* What to work on:
Return every line of the data below that includes the string "profile".

----- Task material -----

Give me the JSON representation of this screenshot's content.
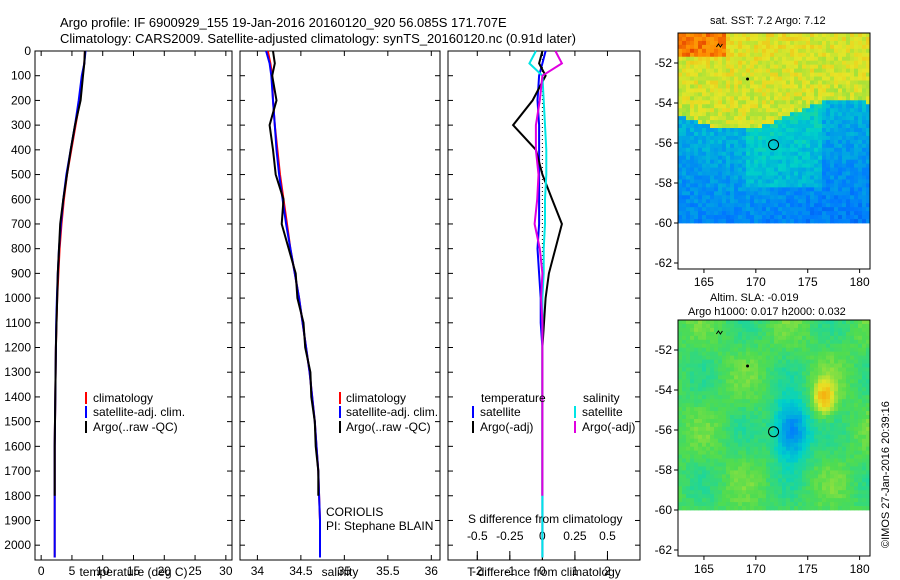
{
  "header": {
    "line1": "Argo profile: IF 6900929_155 19-Jan-2016 20160120_920 56.085S 171.707E",
    "line2": "Climatology: CARS2009. Satellite-adjusted climatology: synTS_20160120.nc (0.91d later)"
  },
  "colors": {
    "climatology": "#ff0000",
    "satellite": "#0000ff",
    "argo": "#000000",
    "sat_salinity": "#00e5e5",
    "argo_salinity": "#e000e0"
  },
  "legend": {
    "climatology": "climatology",
    "satellite_adj": "satellite-adj. clim.",
    "argo_raw": "Argo(..raw -QC)",
    "temperature": "temperature",
    "salinity": "salinity",
    "satellite": "satellite",
    "argo_adj": "Argo(-adj)"
  },
  "annotations": {
    "institution": "CORIOLIS",
    "pi": "PI: Stephane BLAIN",
    "s_diff": "S difference from climatology",
    "copyright": "©IMOS 27-Jan-2016 20:39:16"
  },
  "maps": {
    "sst_title": "sat. SST: 7.2 Argo: 7.12",
    "sla_title1": "Altim. SLA: -0.019",
    "sla_title2": "Argo h1000: 0.017 h2000: 0.032",
    "icon": "ocean-field-map",
    "float_position": {
      "lon": 171.707,
      "lat": -56.085
    }
  },
  "chart_data": [
    {
      "type": "line",
      "name": "temperature-profile",
      "xlabel": "temperature (deg C)",
      "ylabel": "",
      "xlim": [
        -1,
        31
      ],
      "ylim": [
        2060,
        0
      ],
      "xticks": [
        0,
        5,
        10,
        15,
        20,
        25,
        30
      ],
      "yticks": [
        0,
        100,
        200,
        300,
        400,
        500,
        600,
        700,
        800,
        900,
        1000,
        1100,
        1200,
        1300,
        1400,
        1500,
        1600,
        1700,
        1800,
        1900,
        2000
      ],
      "series": [
        {
          "name": "climatology",
          "color": "#ff0000",
          "x": [
            7.1,
            7.0,
            6.7,
            6.3,
            5.6,
            4.9,
            4.2,
            3.7,
            3.3,
            3.0,
            2.8,
            2.6,
            2.5,
            2.4,
            2.35,
            2.3,
            2.25,
            2.2,
            2.2,
            2.2,
            2.2,
            2.2
          ],
          "y": [
            0,
            50,
            100,
            200,
            300,
            400,
            500,
            600,
            700,
            800,
            900,
            1000,
            1100,
            1200,
            1300,
            1400,
            1500,
            1600,
            1700,
            1800,
            1900,
            2050
          ]
        },
        {
          "name": "satellite-adj. clim.",
          "color": "#0000ff",
          "x": [
            7.2,
            7.0,
            6.6,
            6.1,
            5.5,
            4.8,
            4.1,
            3.6,
            3.2,
            2.9,
            2.7,
            2.55,
            2.45,
            2.4,
            2.35,
            2.3,
            2.25,
            2.2,
            2.2,
            2.2,
            2.2,
            2.2
          ],
          "y": [
            0,
            50,
            100,
            200,
            300,
            400,
            500,
            600,
            700,
            800,
            900,
            1000,
            1100,
            1200,
            1300,
            1400,
            1500,
            1600,
            1700,
            1800,
            1900,
            2050
          ]
        },
        {
          "name": "Argo(..raw -QC)",
          "color": "#000000",
          "x": [
            7.1,
            7.0,
            6.8,
            6.4,
            5.5,
            4.8,
            4.2,
            3.6,
            3.1,
            2.9,
            2.7,
            2.6,
            2.5,
            2.4,
            2.35,
            2.3,
            2.25,
            2.2,
            2.2,
            2.2
          ],
          "y": [
            0,
            50,
            100,
            200,
            300,
            400,
            500,
            600,
            700,
            800,
            900,
            1000,
            1100,
            1200,
            1300,
            1400,
            1500,
            1600,
            1700,
            1800
          ]
        }
      ]
    },
    {
      "type": "line",
      "name": "salinity-profile",
      "xlabel": "salinity",
      "xlim": [
        33.8,
        36.1
      ],
      "ylim": [
        2060,
        0
      ],
      "xticks": [
        34,
        34.5,
        35,
        35.5,
        36
      ],
      "series": [
        {
          "name": "climatology",
          "color": "#ff0000",
          "x": [
            34.12,
            34.15,
            34.17,
            34.18,
            34.2,
            34.23,
            34.26,
            34.3,
            34.34,
            34.38,
            34.43,
            34.48,
            34.52,
            34.56,
            34.6,
            34.63,
            34.66,
            34.68,
            34.7,
            34.71,
            34.72,
            34.72
          ],
          "y": [
            0,
            50,
            100,
            200,
            300,
            400,
            500,
            600,
            700,
            800,
            900,
            1000,
            1100,
            1200,
            1300,
            1400,
            1500,
            1600,
            1700,
            1800,
            1900,
            2050
          ]
        },
        {
          "name": "satellite-adj. clim.",
          "color": "#0000ff",
          "x": [
            34.1,
            34.14,
            34.16,
            34.18,
            34.2,
            34.22,
            34.25,
            34.29,
            34.33,
            34.38,
            34.43,
            34.48,
            34.52,
            34.56,
            34.6,
            34.63,
            34.66,
            34.68,
            34.7,
            34.71,
            34.72,
            34.72
          ],
          "y": [
            0,
            50,
            100,
            200,
            300,
            400,
            500,
            600,
            700,
            800,
            900,
            1000,
            1100,
            1200,
            1300,
            1400,
            1500,
            1600,
            1700,
            1800,
            1900,
            2050
          ]
        },
        {
          "name": "Argo(..raw -QC)",
          "color": "#000000",
          "x": [
            34.18,
            34.2,
            34.17,
            34.22,
            34.14,
            34.18,
            34.21,
            34.3,
            34.28,
            34.36,
            34.44,
            34.46,
            34.53,
            34.55,
            34.61,
            34.62,
            34.66,
            34.67,
            34.7,
            34.7
          ],
          "y": [
            0,
            50,
            100,
            200,
            300,
            400,
            500,
            600,
            700,
            800,
            900,
            1000,
            1100,
            1200,
            1300,
            1400,
            1500,
            1600,
            1700,
            1800
          ]
        }
      ]
    },
    {
      "type": "line",
      "name": "difference-profile",
      "xlabel": "T difference from climatology",
      "x2label": "S difference from climatology",
      "xlim": [
        -2.9,
        3.0
      ],
      "x2lim": [
        -0.725,
        0.75
      ],
      "ylim": [
        2060,
        0
      ],
      "xticks": [
        -2,
        -1,
        0,
        1,
        2
      ],
      "x2ticks": [
        -0.5,
        -0.25,
        0,
        0.25,
        0.5
      ],
      "series": [
        {
          "name": "temperature satellite",
          "color": "#0000ff",
          "x": [
            0.1,
            0.0,
            -0.1,
            -0.15,
            -0.1,
            -0.1,
            -0.1,
            -0.1,
            -0.1,
            -0.15,
            -0.1,
            -0.05,
            -0.05,
            0,
            0,
            0,
            0,
            0,
            0,
            0,
            0,
            0
          ],
          "y": [
            0,
            50,
            100,
            200,
            300,
            400,
            500,
            600,
            700,
            800,
            900,
            1000,
            1100,
            1200,
            1300,
            1400,
            1500,
            1600,
            1700,
            1800,
            1900,
            2050
          ]
        },
        {
          "name": "temperature Argo(-adj)",
          "color": "#000000",
          "x": [
            0.0,
            -0.1,
            0.1,
            -0.3,
            -0.9,
            -0.2,
            0.0,
            0.3,
            0.6,
            0.4,
            0.2,
            0.1,
            0.05,
            0,
            0,
            0,
            0,
            0,
            0,
            0
          ],
          "y": [
            0,
            50,
            100,
            200,
            300,
            400,
            500,
            600,
            700,
            800,
            900,
            1000,
            1100,
            1200,
            1300,
            1400,
            1500,
            1600,
            1700,
            1800
          ]
        },
        {
          "name": "salinity satellite",
          "color": "#00e5e5",
          "x2": [
            -0.05,
            -0.1,
            0.0,
            0.01,
            0.02,
            0.03,
            0.03,
            0.02,
            0.02,
            0.01,
            0.01,
            0.0,
            0.0,
            0,
            0,
            0,
            0,
            0,
            0,
            0,
            0,
            0
          ],
          "y": [
            0,
            50,
            100,
            200,
            300,
            400,
            500,
            600,
            700,
            800,
            900,
            1000,
            1100,
            1200,
            1300,
            1400,
            1500,
            1600,
            1700,
            1800,
            1900,
            2050
          ]
        },
        {
          "name": "salinity Argo(-adj)",
          "color": "#e000e0",
          "x2": [
            0.1,
            0.15,
            0.0,
            -0.02,
            -0.05,
            -0.05,
            -0.03,
            -0.04,
            -0.06,
            -0.02,
            0.0,
            -0.01,
            0.0,
            0,
            0,
            0,
            0,
            0,
            0,
            0
          ],
          "y": [
            0,
            50,
            100,
            200,
            300,
            400,
            500,
            600,
            700,
            800,
            900,
            1000,
            1100,
            1200,
            1300,
            1400,
            1500,
            1600,
            1700,
            1800
          ]
        }
      ]
    },
    {
      "type": "heatmap",
      "name": "sst-map",
      "title": "sat. SST: 7.2 Argo: 7.12",
      "xlim": [
        162.5,
        181
      ],
      "ylim": [
        -62.3,
        -50.5
      ],
      "xticks": [
        165,
        170,
        175,
        180
      ],
      "yticks": [
        -52,
        -54,
        -56,
        -58,
        -60,
        -62
      ]
    },
    {
      "type": "heatmap",
      "name": "sla-map",
      "title": "Altim. SLA: -0.019",
      "xlim": [
        162.5,
        181
      ],
      "ylim": [
        -62.3,
        -50.5
      ],
      "xticks": [
        165,
        170,
        175,
        180
      ],
      "yticks": [
        -52,
        -54,
        -56,
        -58,
        -60,
        -62
      ]
    }
  ]
}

-----

* Written response:
    "line1": "Argo profile: IF 6900929_155 19-Jan-2016 20160120_920 56.085S 171.707E",
      "name": "temperature-profile",
      "name": "salinity-profile",
      "name": "difference-profile",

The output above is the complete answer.